*Set exercise:* The entries below are to be repeated exactly as they stand.
##########
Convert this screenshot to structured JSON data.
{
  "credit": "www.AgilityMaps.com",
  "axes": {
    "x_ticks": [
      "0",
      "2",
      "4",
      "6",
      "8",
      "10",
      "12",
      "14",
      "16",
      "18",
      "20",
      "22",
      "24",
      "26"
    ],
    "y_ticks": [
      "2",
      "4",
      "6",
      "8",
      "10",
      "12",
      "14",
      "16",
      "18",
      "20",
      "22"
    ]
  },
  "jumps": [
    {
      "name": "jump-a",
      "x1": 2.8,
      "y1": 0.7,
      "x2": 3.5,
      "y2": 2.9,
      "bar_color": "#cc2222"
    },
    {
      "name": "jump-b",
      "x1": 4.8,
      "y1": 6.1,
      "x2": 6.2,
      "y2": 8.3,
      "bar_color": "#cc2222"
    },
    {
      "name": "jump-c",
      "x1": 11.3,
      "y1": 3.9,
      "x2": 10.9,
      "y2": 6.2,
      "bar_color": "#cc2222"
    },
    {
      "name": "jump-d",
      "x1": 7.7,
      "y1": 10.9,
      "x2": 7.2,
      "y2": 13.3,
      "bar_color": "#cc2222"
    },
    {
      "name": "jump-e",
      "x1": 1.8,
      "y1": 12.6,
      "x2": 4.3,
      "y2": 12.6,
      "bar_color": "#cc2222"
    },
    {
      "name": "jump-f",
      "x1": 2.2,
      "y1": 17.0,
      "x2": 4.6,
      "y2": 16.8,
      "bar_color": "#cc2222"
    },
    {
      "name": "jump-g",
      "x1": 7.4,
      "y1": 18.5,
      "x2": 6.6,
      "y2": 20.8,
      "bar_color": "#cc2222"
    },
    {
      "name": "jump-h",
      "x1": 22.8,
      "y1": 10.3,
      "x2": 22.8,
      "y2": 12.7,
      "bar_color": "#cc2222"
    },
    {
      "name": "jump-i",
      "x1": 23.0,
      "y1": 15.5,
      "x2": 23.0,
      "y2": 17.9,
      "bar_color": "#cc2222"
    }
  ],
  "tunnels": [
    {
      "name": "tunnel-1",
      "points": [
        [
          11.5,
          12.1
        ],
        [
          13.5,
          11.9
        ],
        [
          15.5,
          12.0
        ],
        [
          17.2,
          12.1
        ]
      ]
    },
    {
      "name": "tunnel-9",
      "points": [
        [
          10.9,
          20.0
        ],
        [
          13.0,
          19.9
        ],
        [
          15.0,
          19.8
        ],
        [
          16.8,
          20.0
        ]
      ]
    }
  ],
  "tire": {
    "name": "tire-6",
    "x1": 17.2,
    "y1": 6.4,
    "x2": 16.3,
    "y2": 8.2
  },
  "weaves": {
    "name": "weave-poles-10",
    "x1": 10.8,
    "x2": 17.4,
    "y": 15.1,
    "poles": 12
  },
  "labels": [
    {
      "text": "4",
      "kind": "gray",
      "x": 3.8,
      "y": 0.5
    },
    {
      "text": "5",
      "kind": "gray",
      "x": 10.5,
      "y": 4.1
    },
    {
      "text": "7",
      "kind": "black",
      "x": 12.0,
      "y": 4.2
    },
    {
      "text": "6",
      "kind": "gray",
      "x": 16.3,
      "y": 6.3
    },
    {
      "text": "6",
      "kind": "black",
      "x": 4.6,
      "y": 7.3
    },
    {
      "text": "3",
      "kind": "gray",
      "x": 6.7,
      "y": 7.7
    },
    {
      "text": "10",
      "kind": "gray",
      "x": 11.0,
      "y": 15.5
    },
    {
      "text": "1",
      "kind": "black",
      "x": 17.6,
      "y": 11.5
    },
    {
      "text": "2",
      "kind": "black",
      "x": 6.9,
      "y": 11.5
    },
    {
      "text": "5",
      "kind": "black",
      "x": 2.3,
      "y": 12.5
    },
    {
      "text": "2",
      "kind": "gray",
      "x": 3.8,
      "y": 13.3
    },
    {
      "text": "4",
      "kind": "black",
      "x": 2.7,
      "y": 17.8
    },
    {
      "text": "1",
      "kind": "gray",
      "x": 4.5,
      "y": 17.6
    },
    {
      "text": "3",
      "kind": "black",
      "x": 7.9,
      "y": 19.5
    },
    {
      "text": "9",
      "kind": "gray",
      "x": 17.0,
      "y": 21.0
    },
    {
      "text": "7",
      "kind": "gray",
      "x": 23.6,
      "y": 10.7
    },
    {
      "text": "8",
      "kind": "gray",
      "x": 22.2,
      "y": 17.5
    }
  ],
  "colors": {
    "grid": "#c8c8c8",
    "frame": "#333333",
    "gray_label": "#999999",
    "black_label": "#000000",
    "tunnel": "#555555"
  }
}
##########
*Right answer:*
Convert this screenshot to structured JSON data.
{
  "credit": "www.AgilityMaps.com",
  "axes": {
    "x_ticks": [
      "0",
      "2",
      "4",
      "6",
      "8",
      "10",
      "12",
      "14",
      "16",
      "18",
      "20",
      "22",
      "24",
      "26"
    ],
    "y_ticks": [
      "2",
      "4",
      "6",
      "8",
      "10",
      "12",
      "14",
      "16",
      "18",
      "20",
      "22"
    ]
  },
  "jumps": [
    {
      "name": "jump-a",
      "x1": 2.8,
      "y1": 0.7,
      "x2": 3.5,
      "y2": 2.9,
      "bar_color": "#cc2222"
    },
    {
      "name": "jump-b",
      "x1": 4.8,
      "y1": 6.1,
      "x2": 6.2,
      "y2": 8.3,
      "bar_color": "#cc2222"
    },
    {
      "name": "jump-c",
      "x1": 11.3,
      "y1": 3.9,
      "x2": 10.9,
      "y2": 6.2,
      "bar_color": "#cc2222"
    },
    {
      "name": "jump-d",
      "x1": 7.7,
      "y1": 10.9,
      "x2": 7.2,
      "y2": 13.3,
      "bar_color": "#cc2222"
    },
    {
      "name": "jump-e",
      "x1": 1.8,
      "y1": 12.6,
      "x2": 4.3,
      "y2": 12.6,
      "bar_color": "#cc2222"
    },
    {
      "name": "jump-f",
      "x1": 2.2,
      "y1": 17.0,
      "x2": 4.6,
      "y2": 16.8,
      "bar_color": "#cc2222"
    },
    {
      "name": "jump-g",
      "x1": 7.4,
      "y1": 18.5,
      "x2": 6.6,
      "y2": 20.8,
      "bar_color": "#cc2222"
    },
    {
      "name": "jump-h",
      "x1": 22.8,
      "y1": 10.3,
      "x2": 22.8,
      "y2": 12.7,
      "bar_color": "#cc2222"
    },
    {
      "name": "jump-i",
      "x1": 23.0,
      "y1": 15.5,
      "x2": 23.0,
      "y2": 17.9,
      "bar_color": "#cc2222"
    }
  ],
  "tunnels": [
    {
      "name": "tunnel-1",
      "points": [
        [
          11.5,
          12.1
        ],
        [
          13.5,
          11.9
        ],
        [
          15.5,
          12.0
        ],
        [
          17.2,
          12.1
        ]
      ]
    },
    {
      "name": "tunnel-9",
      "points": [
        [
          10.9,
          20.0
        ],
        [
          13.0,
          19.9
        ],
        [
          15.0,
          19.8
        ],
        [
          16.8,
          20.0
        ]
      ]
    }
  ],
  "tire": {
    "name": "tire-6",
    "x1": 17.2,
    "y1": 6.4,
    "x2": 16.3,
    "y2": 8.2
  },
  "weaves": {
    "name": "weave-poles-10",
    "x1": 10.8,
    "x2": 17.4,
    "y": 15.1,
    "poles": 12
  },
  "labels": [
    {
      "text": "4",
      "kind": "gray",
      "x": 3.8,
      "y": 0.5
    },
    {
      "text": "5",
      "kind": "gray",
      "x": 10.5,
      "y": 4.1
    },
    {
      "text": "7",
      "kind": "black",
      "x": 12.0,
      "y": 4.2
    },
    {
      "text": "6",
      "kind": "gray",
      "x": 16.3,
      "y": 6.3
    },
    {
      "text": "6",
      "kind": "black",
      "x": 4.6,
      "y": 7.3
    },
    {
      "text": "3",
      "kind": "gray",
      "x": 6.7,
      "y": 7.7
    },
    {
      "text": "10",
      "kind": "gray",
      "x": 11.0,
      "y": 15.5
    },
    {
      "text": "1",
      "kind": "black",
      "x": 17.6,
      "y": 11.5
    },
    {
      "text": "2",
      "kind": "black",
      "x": 6.9,
      "y": 11.5
    },
    {
      "text": "5",
      "kind": "black",
      "x": 2.3,
      "y": 12.5
    },
    {
      "text": "2",
      "kind": "gray",
      "x": 3.8,
      "y": 13.3
    },
    {
      "text": "4",
      "kind": "black",
      "x": 2.7,
      "y": 17.8
    },
    {
      "text": "1",
      "kind": "gray",
      "x": 4.5,
      "y": 17.6
    },
    {
      "text": "3",
      "kind": "black",
      "x": 7.9,
      "y": 19.5
    },
    {
      "text": "9",
      "kind": "gray",
      "x": 17.0,
      "y": 21.0
    },
    {
      "text": "7",
      "kind": "gray",
      "x": 23.6,
      "y": 10.7
    },
    {
      "text": "8",
      "kind": "gray",
      "x": 22.2,
      "y": 17.5
    }
  ],
  "colors": {
    "grid": "#c8c8c8",
    "frame": "#333333",
    "gray_label": "#999999",
    "black_label": "#000000",
    "tunnel": "#555555"
  }
}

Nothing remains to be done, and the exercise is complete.